- [Problem to solve] Provide only the number of lines in the data below that contain the string "noise".

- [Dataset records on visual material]
★ ★ ★ ★ ★ ★ ★

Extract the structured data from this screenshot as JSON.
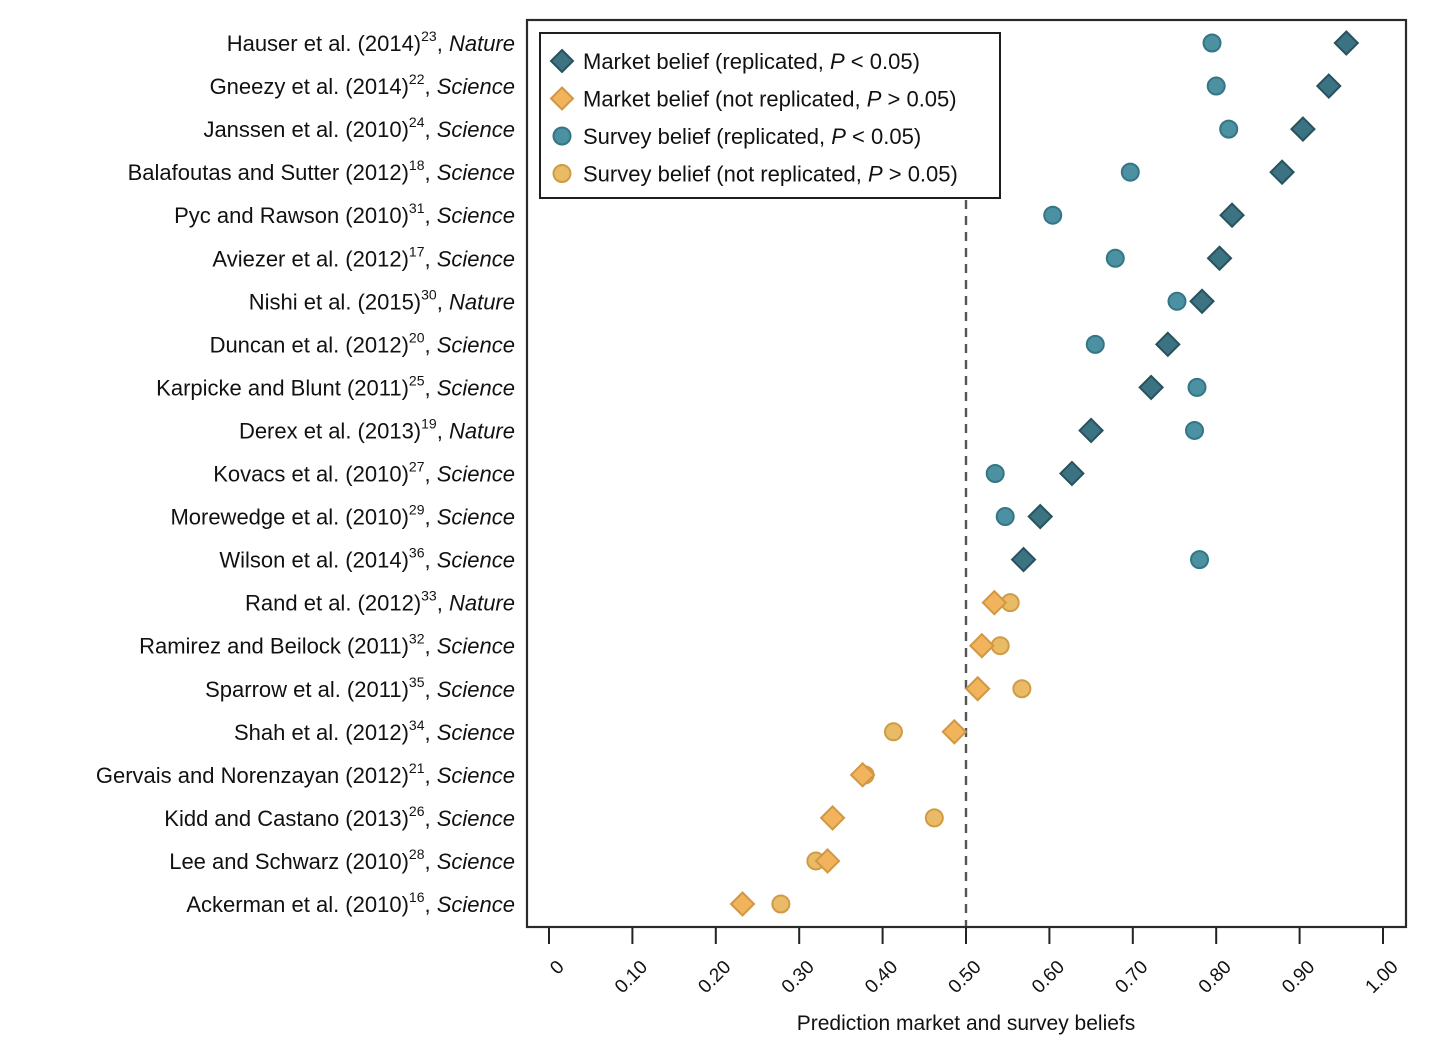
{
  "chart_data": {
    "type": "scatter",
    "title": "",
    "xlabel": "Prediction market and survey beliefs",
    "ylabel": "",
    "xlim": [
      0,
      1.0
    ],
    "xticks": [
      0,
      0.1,
      0.2,
      0.3,
      0.4,
      0.5,
      0.6,
      0.7,
      0.8,
      0.9,
      1.0
    ],
    "xtick_labels": [
      "0",
      "0.10",
      "0.20",
      "0.30",
      "0.40",
      "0.50",
      "0.60",
      "0.70",
      "0.80",
      "0.90",
      "1.00"
    ],
    "reference_line": {
      "x": 0.5,
      "style": "dashed"
    },
    "grid": false,
    "legend": {
      "placement": "top-left",
      "entries": [
        {
          "key": "market_replicated",
          "marker": "diamond",
          "text": "Market belief (replicated, ",
          "p_sym": "P",
          "cmp": " < 0.05)",
          "color": "#3b7383",
          "stroke": "#28525e"
        },
        {
          "key": "market_not_replicated",
          "marker": "diamond",
          "text": "Market belief (not replicated, ",
          "p_sym": "P",
          "cmp": " > 0.05)",
          "color": "#f2b35d",
          "stroke": "#d19742"
        },
        {
          "key": "survey_replicated",
          "marker": "circle",
          "text": "Survey belief (replicated, ",
          "p_sym": "P",
          "cmp": " < 0.05)",
          "color": "#4b91a1",
          "stroke": "#357585"
        },
        {
          "key": "survey_not_replicated",
          "marker": "circle",
          "text": "Survey belief (not replicated, ",
          "p_sym": "P",
          "cmp": " > 0.05)",
          "color": "#e9bb67",
          "stroke": "#cf9c45"
        }
      ]
    },
    "studies": [
      {
        "authors": "Hauser et al. (2014)",
        "ref": "23",
        "journal": "Nature",
        "replicated": true,
        "market": 0.956,
        "survey": 0.795
      },
      {
        "authors": "Gneezy et al. (2014)",
        "ref": "22",
        "journal": "Science",
        "replicated": true,
        "market": 0.935,
        "survey": 0.8
      },
      {
        "authors": "Janssen et al. (2010)",
        "ref": "24",
        "journal": "Science",
        "replicated": true,
        "market": 0.904,
        "survey": 0.815
      },
      {
        "authors": "Balafoutas and Sutter (2012)",
        "ref": "18",
        "journal": "Science",
        "replicated": true,
        "market": 0.879,
        "survey": 0.697
      },
      {
        "authors": "Pyc and Rawson (2010)",
        "ref": "31",
        "journal": "Science",
        "replicated": true,
        "market": 0.819,
        "survey": 0.604
      },
      {
        "authors": "Aviezer et al. (2012)",
        "ref": "17",
        "journal": "Science",
        "replicated": true,
        "market": 0.804,
        "survey": 0.679
      },
      {
        "authors": "Nishi et al. (2015)",
        "ref": "30",
        "journal": "Nature",
        "replicated": true,
        "market": 0.783,
        "survey": 0.753
      },
      {
        "authors": "Duncan et al. (2012)",
        "ref": "20",
        "journal": "Science",
        "replicated": true,
        "market": 0.742,
        "survey": 0.655
      },
      {
        "authors": "Karpicke and Blunt (2011)",
        "ref": "25",
        "journal": "Science",
        "replicated": true,
        "market": 0.722,
        "survey": 0.777
      },
      {
        "authors": "Derex et al. (2013)",
        "ref": "19",
        "journal": "Nature",
        "replicated": true,
        "market": 0.65,
        "survey": 0.774
      },
      {
        "authors": "Kovacs et al. (2010)",
        "ref": "27",
        "journal": "Science",
        "replicated": true,
        "market": 0.627,
        "survey": 0.535
      },
      {
        "authors": "Morewedge et al. (2010)",
        "ref": "29",
        "journal": "Science",
        "replicated": true,
        "market": 0.589,
        "survey": 0.547
      },
      {
        "authors": "Wilson et al. (2014)",
        "ref": "36",
        "journal": "Science",
        "replicated": true,
        "market": 0.569,
        "survey": 0.78
      },
      {
        "authors": "Rand et al. (2012)",
        "ref": "33",
        "journal": "Nature",
        "replicated": false,
        "market": 0.534,
        "survey": 0.553
      },
      {
        "authors": "Ramirez and Beilock (2011)",
        "ref": "32",
        "journal": "Science",
        "replicated": false,
        "market": 0.519,
        "survey": 0.541
      },
      {
        "authors": "Sparrow et al. (2011)",
        "ref": "35",
        "journal": "Science",
        "replicated": false,
        "market": 0.514,
        "survey": 0.567
      },
      {
        "authors": "Shah et al. (2012)",
        "ref": "34",
        "journal": "Science",
        "replicated": false,
        "market": 0.486,
        "survey": 0.413
      },
      {
        "authors": "Gervais and Norenzayan (2012)",
        "ref": "21",
        "journal": "Science",
        "replicated": false,
        "market": 0.376,
        "survey": 0.379
      },
      {
        "authors": "Kidd and Castano (2013)",
        "ref": "26",
        "journal": "Science",
        "replicated": false,
        "market": 0.34,
        "survey": 0.462
      },
      {
        "authors": "Lee and Schwarz (2010)",
        "ref": "28",
        "journal": "Science",
        "replicated": false,
        "market": 0.334,
        "survey": 0.32
      },
      {
        "authors": "Ackerman et al. (2010)",
        "ref": "16",
        "journal": "Science",
        "replicated": false,
        "market": 0.232,
        "survey": 0.278
      }
    ]
  }
}
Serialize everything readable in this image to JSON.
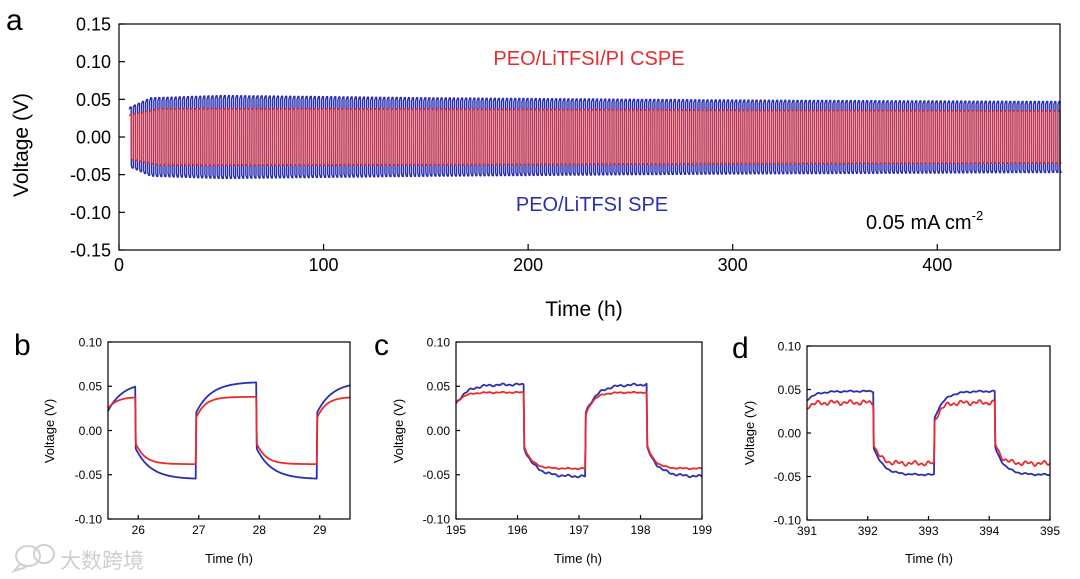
{
  "colors": {
    "spe": "#2a2fb0",
    "cspe": "#e82c2c",
    "axis": "#000000",
    "watermark": "#d6d6d6"
  },
  "watermark": {
    "text": "大数跨境",
    "icon": "chat-bubble-icon"
  },
  "chart_data": [
    {
      "id": "a",
      "panel_label": "a",
      "type": "line",
      "title": "",
      "xlabel": "Time (h)",
      "ylabel": "Voltage (V)",
      "xlim": [
        0,
        460
      ],
      "ylim": [
        -0.15,
        0.15
      ],
      "xticks": [
        0,
        100,
        200,
        300,
        400
      ],
      "xtick_labels": [
        "0",
        "100",
        "200",
        "300",
        "400"
      ],
      "yticks": [
        -0.15,
        -0.1,
        -0.05,
        0.0,
        0.05,
        0.1,
        0.15
      ],
      "ytick_labels": [
        "-0.15",
        "-0.10",
        "-0.05",
        "0.00",
        "0.05",
        "0.10",
        "0.15"
      ],
      "annotations": {
        "cspe_label": "PEO/LiTFSI/PI CSPE",
        "spe_label": "PEO/LiTFSI SPE",
        "current_density": "0.05 mA cm",
        "current_exp": "-2"
      },
      "series": [
        {
          "name": "PEO/LiTFSI SPE",
          "color_key": "spe",
          "period_h": 2,
          "start_h": 5,
          "end_h": 460,
          "amplitude_envelope": [
            [
              5,
              0.04
            ],
            [
              15,
              0.052
            ],
            [
              50,
              0.055
            ],
            [
              150,
              0.052
            ],
            [
              300,
              0.049
            ],
            [
              460,
              0.047
            ]
          ]
        },
        {
          "name": "PEO/LiTFSI/PI CSPE",
          "color_key": "cspe",
          "period_h": 2,
          "start_h": 5,
          "end_h": 460,
          "amplitude_envelope": [
            [
              5,
              0.03
            ],
            [
              20,
              0.038
            ],
            [
              100,
              0.038
            ],
            [
              300,
              0.036
            ],
            [
              460,
              0.035
            ]
          ]
        }
      ]
    },
    {
      "id": "b",
      "panel_label": "b",
      "type": "line",
      "xlabel": "Time (h)",
      "ylabel": "Voltage (V)",
      "xlim": [
        25.5,
        29.5
      ],
      "ylim": [
        -0.1,
        0.1
      ],
      "xticks": [
        26,
        27,
        28,
        29
      ],
      "xtick_labels": [
        "26",
        "27",
        "28",
        "29"
      ],
      "yticks": [
        -0.1,
        -0.05,
        0.0,
        0.05,
        0.1
      ],
      "ytick_labels": [
        "-0.10",
        "-0.05",
        "0.00",
        "0.05",
        "0.10"
      ],
      "series": [
        {
          "name": "PEO/LiTFSI SPE",
          "color_key": "spe",
          "phase_h": 0.45,
          "amplitude": 0.055,
          "start_value": 0.022,
          "tau": 0.25,
          "noise": 0
        },
        {
          "name": "PEO/LiTFSI/PI CSPE",
          "color_key": "cspe",
          "phase_h": 0.45,
          "amplitude": 0.038,
          "start_value": 0.025,
          "tau": 0.15,
          "noise": 0
        }
      ]
    },
    {
      "id": "c",
      "panel_label": "c",
      "type": "line",
      "xlabel": "Time (h)",
      "ylabel": "Voltage (V)",
      "xlim": [
        195,
        199
      ],
      "ylim": [
        -0.1,
        0.1
      ],
      "xticks": [
        195,
        196,
        197,
        198,
        199
      ],
      "xtick_labels": [
        "195",
        "196",
        "197",
        "198",
        "199"
      ],
      "yticks": [
        -0.1,
        -0.05,
        0.0,
        0.05,
        0.1
      ],
      "ytick_labels": [
        "-0.10",
        "-0.05",
        "0.00",
        "0.05",
        "0.10"
      ],
      "series": [
        {
          "name": "PEO/LiTFSI SPE",
          "color_key": "spe",
          "phase_h": 1.1,
          "amplitude": 0.052,
          "start_value": 0.03,
          "tau": 0.18,
          "noise": 0.0015
        },
        {
          "name": "PEO/LiTFSI/PI CSPE",
          "color_key": "cspe",
          "phase_h": 1.1,
          "amplitude": 0.043,
          "start_value": 0.03,
          "tau": 0.12,
          "noise": 0.0008
        }
      ]
    },
    {
      "id": "d",
      "panel_label": "d",
      "type": "line",
      "xlabel": "Time (h)",
      "ylabel": "Voltage (V)",
      "xlim": [
        391,
        395
      ],
      "ylim": [
        -0.1,
        0.1
      ],
      "xticks": [
        391,
        392,
        393,
        394,
        395
      ],
      "xtick_labels": [
        "391",
        "392",
        "393",
        "394",
        "395"
      ],
      "yticks": [
        -0.1,
        -0.05,
        0.0,
        0.05,
        0.1
      ],
      "ytick_labels": [
        "-0.10",
        "-0.05",
        "0.00",
        "0.05",
        "0.10"
      ],
      "series": [
        {
          "name": "PEO/LiTFSI SPE",
          "color_key": "spe",
          "phase_h": 1.1,
          "amplitude": 0.048,
          "start_value": 0.038,
          "tau": 0.15,
          "noise": 0.001
        },
        {
          "name": "PEO/LiTFSI/PI CSPE",
          "color_key": "cspe",
          "phase_h": 1.1,
          "amplitude": 0.035,
          "start_value": 0.03,
          "tau": 0.1,
          "noise": 0.003
        }
      ]
    }
  ]
}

★ ★ ★ ★ ★ ★ ★

- [Solution for this task] 6